Saved entries:
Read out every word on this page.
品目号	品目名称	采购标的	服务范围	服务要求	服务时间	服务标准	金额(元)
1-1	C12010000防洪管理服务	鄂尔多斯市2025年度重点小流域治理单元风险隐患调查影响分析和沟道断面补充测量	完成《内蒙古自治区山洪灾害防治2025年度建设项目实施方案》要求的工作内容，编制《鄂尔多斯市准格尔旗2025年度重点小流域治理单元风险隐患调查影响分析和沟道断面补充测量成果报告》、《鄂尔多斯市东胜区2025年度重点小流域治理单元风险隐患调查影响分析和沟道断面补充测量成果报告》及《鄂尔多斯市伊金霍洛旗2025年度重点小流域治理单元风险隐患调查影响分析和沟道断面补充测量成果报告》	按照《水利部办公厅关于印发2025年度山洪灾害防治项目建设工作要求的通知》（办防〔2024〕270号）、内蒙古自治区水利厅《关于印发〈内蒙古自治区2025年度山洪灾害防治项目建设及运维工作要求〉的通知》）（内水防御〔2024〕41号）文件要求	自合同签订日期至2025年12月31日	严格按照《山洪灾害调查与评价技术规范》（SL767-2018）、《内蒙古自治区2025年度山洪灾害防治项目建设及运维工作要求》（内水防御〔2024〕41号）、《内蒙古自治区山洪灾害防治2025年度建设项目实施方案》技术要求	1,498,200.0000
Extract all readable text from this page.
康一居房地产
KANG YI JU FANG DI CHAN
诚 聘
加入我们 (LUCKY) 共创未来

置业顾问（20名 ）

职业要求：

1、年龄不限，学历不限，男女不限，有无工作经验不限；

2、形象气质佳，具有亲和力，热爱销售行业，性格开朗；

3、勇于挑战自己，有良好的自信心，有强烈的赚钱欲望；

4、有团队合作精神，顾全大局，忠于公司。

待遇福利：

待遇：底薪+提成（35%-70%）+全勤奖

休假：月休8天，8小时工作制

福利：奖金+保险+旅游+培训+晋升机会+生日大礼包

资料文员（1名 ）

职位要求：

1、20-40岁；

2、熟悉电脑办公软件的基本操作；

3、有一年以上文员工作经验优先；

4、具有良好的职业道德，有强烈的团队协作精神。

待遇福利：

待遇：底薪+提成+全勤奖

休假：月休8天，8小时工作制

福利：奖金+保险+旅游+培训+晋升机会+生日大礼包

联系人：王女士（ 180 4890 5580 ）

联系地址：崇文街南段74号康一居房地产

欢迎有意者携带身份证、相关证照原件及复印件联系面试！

DIRECTIONS:
Pull out and copy each line containing the string "page".

EXERCISE SOLUTION:
Read out every word on this page.
Extract all readable text from this page.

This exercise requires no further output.